MATERIAL SUPPLIED:
◆ ◆ ◆ ◆ ◆

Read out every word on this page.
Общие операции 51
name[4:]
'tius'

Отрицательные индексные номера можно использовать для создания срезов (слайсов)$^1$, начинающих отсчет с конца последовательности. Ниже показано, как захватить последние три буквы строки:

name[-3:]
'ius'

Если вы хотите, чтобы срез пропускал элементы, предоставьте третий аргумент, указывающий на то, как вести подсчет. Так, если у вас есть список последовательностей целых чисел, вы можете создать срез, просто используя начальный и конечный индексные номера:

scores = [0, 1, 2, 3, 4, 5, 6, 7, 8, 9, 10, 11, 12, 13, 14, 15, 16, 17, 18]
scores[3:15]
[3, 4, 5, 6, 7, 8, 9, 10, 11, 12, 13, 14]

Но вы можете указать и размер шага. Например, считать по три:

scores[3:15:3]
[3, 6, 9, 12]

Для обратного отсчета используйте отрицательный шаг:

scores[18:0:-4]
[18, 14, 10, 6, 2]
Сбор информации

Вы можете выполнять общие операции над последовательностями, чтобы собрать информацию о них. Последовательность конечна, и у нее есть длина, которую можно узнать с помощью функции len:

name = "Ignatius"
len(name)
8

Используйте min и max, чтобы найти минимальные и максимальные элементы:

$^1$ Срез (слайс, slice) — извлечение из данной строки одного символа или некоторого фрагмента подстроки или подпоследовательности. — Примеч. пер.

◆ ◆ ◆ ◆ ◆

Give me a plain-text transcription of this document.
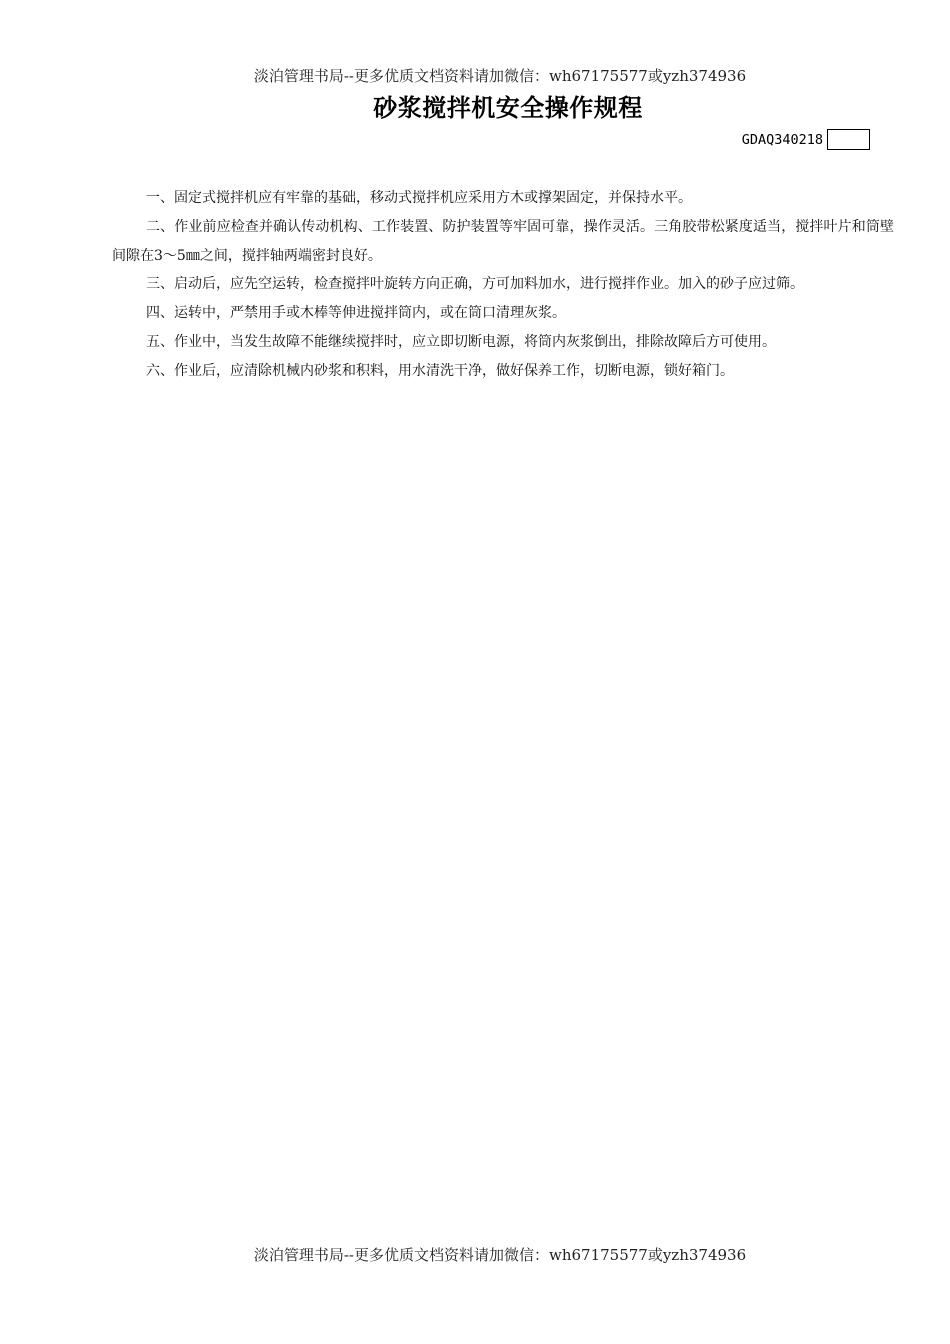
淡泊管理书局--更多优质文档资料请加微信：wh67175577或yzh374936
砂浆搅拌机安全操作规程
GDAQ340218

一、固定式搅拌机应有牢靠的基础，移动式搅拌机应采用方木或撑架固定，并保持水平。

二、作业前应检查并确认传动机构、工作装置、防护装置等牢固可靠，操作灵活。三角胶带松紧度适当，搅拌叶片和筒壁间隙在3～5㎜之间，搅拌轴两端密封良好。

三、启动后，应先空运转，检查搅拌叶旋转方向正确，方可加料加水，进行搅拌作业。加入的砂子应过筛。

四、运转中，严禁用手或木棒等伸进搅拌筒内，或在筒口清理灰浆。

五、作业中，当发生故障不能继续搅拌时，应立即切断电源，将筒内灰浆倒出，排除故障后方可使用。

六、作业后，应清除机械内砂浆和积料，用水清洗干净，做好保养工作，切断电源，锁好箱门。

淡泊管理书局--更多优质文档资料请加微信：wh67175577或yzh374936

◆ ◆ ◆ ◆ ◆

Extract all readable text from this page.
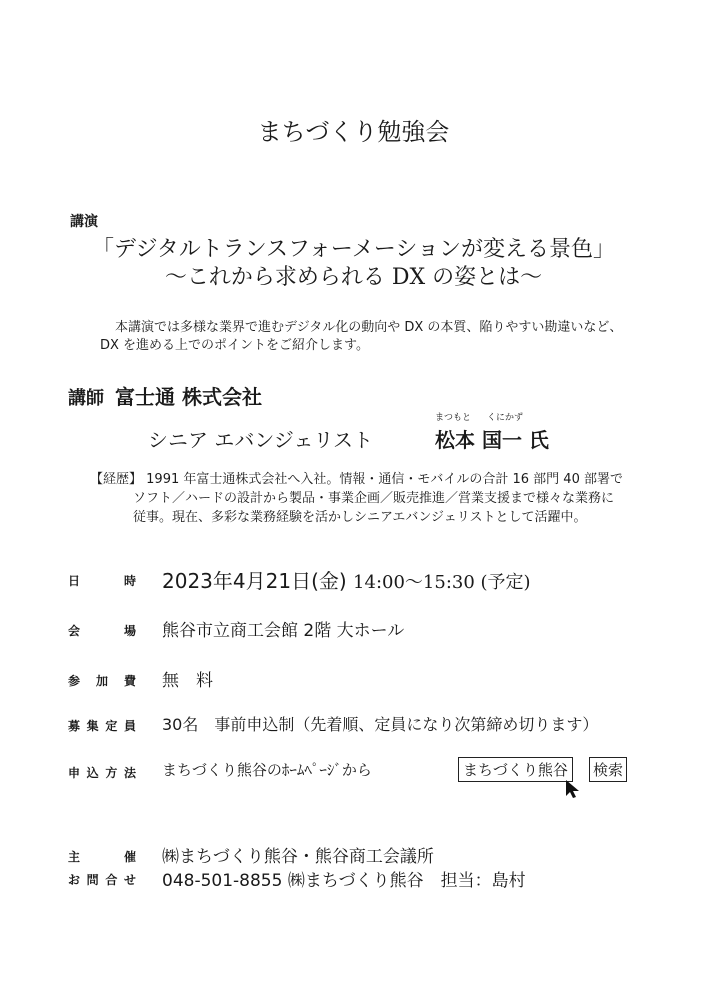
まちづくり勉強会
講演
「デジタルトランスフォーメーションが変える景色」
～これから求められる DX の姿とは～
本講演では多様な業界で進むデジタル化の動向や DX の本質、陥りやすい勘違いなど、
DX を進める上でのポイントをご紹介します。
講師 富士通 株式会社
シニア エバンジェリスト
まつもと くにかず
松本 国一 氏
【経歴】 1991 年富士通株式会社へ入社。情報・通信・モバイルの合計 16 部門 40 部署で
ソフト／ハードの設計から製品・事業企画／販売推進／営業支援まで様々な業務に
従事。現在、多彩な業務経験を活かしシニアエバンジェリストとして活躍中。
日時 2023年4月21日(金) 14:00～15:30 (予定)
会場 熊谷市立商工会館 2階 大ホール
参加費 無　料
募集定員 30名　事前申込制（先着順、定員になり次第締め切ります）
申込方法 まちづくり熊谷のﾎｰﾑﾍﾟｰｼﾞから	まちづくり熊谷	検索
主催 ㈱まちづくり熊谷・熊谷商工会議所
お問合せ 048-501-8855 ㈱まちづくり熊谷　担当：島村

◆ ◆ ◆ ◆ ◆

WHAT IS REQUIRED: Filter out every line that lacks the word "page", and copy the rest.

RESULT FOR THIS EXERCISE:
Read out every word on this page.
Extract all readable text from this page.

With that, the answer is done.